■ **Instructions to follow**
Retype all of the data exactly as given.

***** Provided data

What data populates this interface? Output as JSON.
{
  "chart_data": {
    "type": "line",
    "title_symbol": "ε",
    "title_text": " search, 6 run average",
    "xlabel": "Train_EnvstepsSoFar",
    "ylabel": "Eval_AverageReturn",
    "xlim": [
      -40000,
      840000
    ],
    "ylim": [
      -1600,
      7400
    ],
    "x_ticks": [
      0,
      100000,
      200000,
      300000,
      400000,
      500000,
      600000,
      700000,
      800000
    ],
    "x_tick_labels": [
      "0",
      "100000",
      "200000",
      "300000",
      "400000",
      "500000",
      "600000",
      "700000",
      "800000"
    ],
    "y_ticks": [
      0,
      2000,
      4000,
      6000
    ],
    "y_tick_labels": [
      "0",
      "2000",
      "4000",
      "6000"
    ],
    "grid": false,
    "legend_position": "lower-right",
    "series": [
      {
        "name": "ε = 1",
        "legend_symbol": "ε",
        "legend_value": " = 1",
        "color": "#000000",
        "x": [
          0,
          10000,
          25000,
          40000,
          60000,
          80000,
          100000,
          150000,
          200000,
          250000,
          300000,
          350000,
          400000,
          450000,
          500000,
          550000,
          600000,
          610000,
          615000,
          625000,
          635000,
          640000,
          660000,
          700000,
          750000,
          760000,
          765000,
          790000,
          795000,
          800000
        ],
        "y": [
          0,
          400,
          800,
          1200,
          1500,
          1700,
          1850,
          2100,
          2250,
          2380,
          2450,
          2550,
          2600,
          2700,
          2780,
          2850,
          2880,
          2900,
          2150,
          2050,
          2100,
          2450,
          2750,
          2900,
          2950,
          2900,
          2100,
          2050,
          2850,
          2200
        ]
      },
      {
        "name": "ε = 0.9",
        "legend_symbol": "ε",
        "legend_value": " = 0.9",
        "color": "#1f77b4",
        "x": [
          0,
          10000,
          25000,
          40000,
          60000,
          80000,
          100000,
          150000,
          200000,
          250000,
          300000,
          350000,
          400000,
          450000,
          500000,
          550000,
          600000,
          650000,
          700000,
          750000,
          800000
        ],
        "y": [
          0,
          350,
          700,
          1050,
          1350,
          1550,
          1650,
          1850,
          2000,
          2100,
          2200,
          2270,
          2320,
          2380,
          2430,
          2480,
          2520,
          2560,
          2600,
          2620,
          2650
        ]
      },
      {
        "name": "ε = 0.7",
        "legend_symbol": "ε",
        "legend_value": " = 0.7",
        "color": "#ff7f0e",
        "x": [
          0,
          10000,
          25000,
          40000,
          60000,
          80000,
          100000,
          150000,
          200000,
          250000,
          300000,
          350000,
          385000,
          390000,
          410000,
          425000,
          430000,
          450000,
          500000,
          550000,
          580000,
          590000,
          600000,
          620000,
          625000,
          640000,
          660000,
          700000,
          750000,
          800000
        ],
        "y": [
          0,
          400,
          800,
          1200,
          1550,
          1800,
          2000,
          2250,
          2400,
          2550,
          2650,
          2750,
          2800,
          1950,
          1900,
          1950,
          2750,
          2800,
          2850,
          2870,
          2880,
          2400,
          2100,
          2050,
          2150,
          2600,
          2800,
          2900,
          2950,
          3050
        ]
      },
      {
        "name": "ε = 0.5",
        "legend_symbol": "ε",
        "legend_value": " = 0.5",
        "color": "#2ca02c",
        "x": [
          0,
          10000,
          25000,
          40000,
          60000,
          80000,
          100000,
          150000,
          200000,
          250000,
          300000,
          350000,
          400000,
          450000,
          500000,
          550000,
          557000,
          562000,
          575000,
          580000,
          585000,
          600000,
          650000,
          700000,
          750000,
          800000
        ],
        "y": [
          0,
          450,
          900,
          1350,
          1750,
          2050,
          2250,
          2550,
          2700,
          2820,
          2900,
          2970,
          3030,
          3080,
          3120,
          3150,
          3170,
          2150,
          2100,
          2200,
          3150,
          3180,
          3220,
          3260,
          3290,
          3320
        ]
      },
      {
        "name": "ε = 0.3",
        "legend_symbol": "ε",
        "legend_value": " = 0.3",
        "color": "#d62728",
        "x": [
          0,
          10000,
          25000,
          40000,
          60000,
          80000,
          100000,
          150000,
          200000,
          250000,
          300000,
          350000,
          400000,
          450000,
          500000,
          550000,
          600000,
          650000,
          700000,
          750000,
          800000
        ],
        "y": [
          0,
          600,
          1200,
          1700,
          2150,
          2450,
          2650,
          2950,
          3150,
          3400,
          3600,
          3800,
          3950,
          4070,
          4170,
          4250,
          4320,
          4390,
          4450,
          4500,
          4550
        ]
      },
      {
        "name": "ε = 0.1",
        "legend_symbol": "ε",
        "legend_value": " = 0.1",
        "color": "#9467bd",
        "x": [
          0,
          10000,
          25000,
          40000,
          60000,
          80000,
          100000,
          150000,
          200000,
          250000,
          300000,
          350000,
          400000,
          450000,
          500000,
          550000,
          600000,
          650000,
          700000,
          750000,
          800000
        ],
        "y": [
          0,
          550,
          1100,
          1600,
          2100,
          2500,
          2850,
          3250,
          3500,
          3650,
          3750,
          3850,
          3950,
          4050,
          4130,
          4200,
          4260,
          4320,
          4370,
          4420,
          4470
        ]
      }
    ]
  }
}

**********

■ **Task output**
What data populates this interface? Output as JSON.
{
  "chart_data": {
    "type": "line",
    "title_symbol": "ε",
    "title_text": " search, 6 run average",
    "xlabel": "Train_EnvstepsSoFar",
    "ylabel": "Eval_AverageReturn",
    "xlim": [
      -40000,
      840000
    ],
    "ylim": [
      -1600,
      7400
    ],
    "x_ticks": [
      0,
      100000,
      200000,
      300000,
      400000,
      500000,
      600000,
      700000,
      800000
    ],
    "x_tick_labels": [
      "0",
      "100000",
      "200000",
      "300000",
      "400000",
      "500000",
      "600000",
      "700000",
      "800000"
    ],
    "y_ticks": [
      0,
      2000,
      4000,
      6000
    ],
    "y_tick_labels": [
      "0",
      "2000",
      "4000",
      "6000"
    ],
    "grid": false,
    "legend_position": "lower-right",
    "series": [
      {
        "name": "ε = 1",
        "legend_symbol": "ε",
        "legend_value": " = 1",
        "color": "#000000",
        "x": [
          0,
          10000,
          25000,
          40000,
          60000,
          80000,
          100000,
          150000,
          200000,
          250000,
          300000,
          350000,
          400000,
          450000,
          500000,
          550000,
          600000,
          610000,
          615000,
          625000,
          635000,
          640000,
          660000,
          700000,
          750000,
          760000,
          765000,
          790000,
          795000,
          800000
        ],
        "y": [
          0,
          400,
          800,
          1200,
          1500,
          1700,
          1850,
          2100,
          2250,
          2380,
          2450,
          2550,
          2600,
          2700,
          2780,
          2850,
          2880,
          2900,
          2150,
          2050,
          2100,
          2450,
          2750,
          2900,
          2950,
          2900,
          2100,
          2050,
          2850,
          2200
        ]
      },
      {
        "name": "ε = 0.9",
        "legend_symbol": "ε",
        "legend_value": " = 0.9",
        "color": "#1f77b4",
        "x": [
          0,
          10000,
          25000,
          40000,
          60000,
          80000,
          100000,
          150000,
          200000,
          250000,
          300000,
          350000,
          400000,
          450000,
          500000,
          550000,
          600000,
          650000,
          700000,
          750000,
          800000
        ],
        "y": [
          0,
          350,
          700,
          1050,
          1350,
          1550,
          1650,
          1850,
          2000,
          2100,
          2200,
          2270,
          2320,
          2380,
          2430,
          2480,
          2520,
          2560,
          2600,
          2620,
          2650
        ]
      },
      {
        "name": "ε = 0.7",
        "legend_symbol": "ε",
        "legend_value": " = 0.7",
        "color": "#ff7f0e",
        "x": [
          0,
          10000,
          25000,
          40000,
          60000,
          80000,
          100000,
          150000,
          200000,
          250000,
          300000,
          350000,
          385000,
          390000,
          410000,
          425000,
          430000,
          450000,
          500000,
          550000,
          580000,
          590000,
          600000,
          620000,
          625000,
          640000,
          660000,
          700000,
          750000,
          800000
        ],
        "y": [
          0,
          400,
          800,
          1200,
          1550,
          1800,
          2000,
          2250,
          2400,
          2550,
          2650,
          2750,
          2800,
          1950,
          1900,
          1950,
          2750,
          2800,
          2850,
          2870,
          2880,
          2400,
          2100,
          2050,
          2150,
          2600,
          2800,
          2900,
          2950,
          3050
        ]
      },
      {
        "name": "ε = 0.5",
        "legend_symbol": "ε",
        "legend_value": " = 0.5",
        "color": "#2ca02c",
        "x": [
          0,
          10000,
          25000,
          40000,
          60000,
          80000,
          100000,
          150000,
          200000,
          250000,
          300000,
          350000,
          400000,
          450000,
          500000,
          550000,
          557000,
          562000,
          575000,
          580000,
          585000,
          600000,
          650000,
          700000,
          750000,
          800000
        ],
        "y": [
          0,
          450,
          900,
          1350,
          1750,
          2050,
          2250,
          2550,
          2700,
          2820,
          2900,
          2970,
          3030,
          3080,
          3120,
          3150,
          3170,
          2150,
          2100,
          2200,
          3150,
          3180,
          3220,
          3260,
          3290,
          3320
        ]
      },
      {
        "name": "ε = 0.3",
        "legend_symbol": "ε",
        "legend_value": " = 0.3",
        "color": "#d62728",
        "x": [
          0,
          10000,
          25000,
          40000,
          60000,
          80000,
          100000,
          150000,
          200000,
          250000,
          300000,
          350000,
          400000,
          450000,
          500000,
          550000,
          600000,
          650000,
          700000,
          750000,
          800000
        ],
        "y": [
          0,
          600,
          1200,
          1700,
          2150,
          2450,
          2650,
          2950,
          3150,
          3400,
          3600,
          3800,
          3950,
          4070,
          4170,
          4250,
          4320,
          4390,
          4450,
          4500,
          4550
        ]
      },
      {
        "name": "ε = 0.1",
        "legend_symbol": "ε",
        "legend_value": " = 0.1",
        "color": "#9467bd",
        "x": [
          0,
          10000,
          25000,
          40000,
          60000,
          80000,
          100000,
          150000,
          200000,
          250000,
          300000,
          350000,
          400000,
          450000,
          500000,
          550000,
          600000,
          650000,
          700000,
          750000,
          800000
        ],
        "y": [
          0,
          550,
          1100,
          1600,
          2100,
          2500,
          2850,
          3250,
          3500,
          3650,
          3750,
          3850,
          3950,
          4050,
          4130,
          4200,
          4260,
          4320,
          4370,
          4420,
          4470
        ]
      }
    ]
  }
}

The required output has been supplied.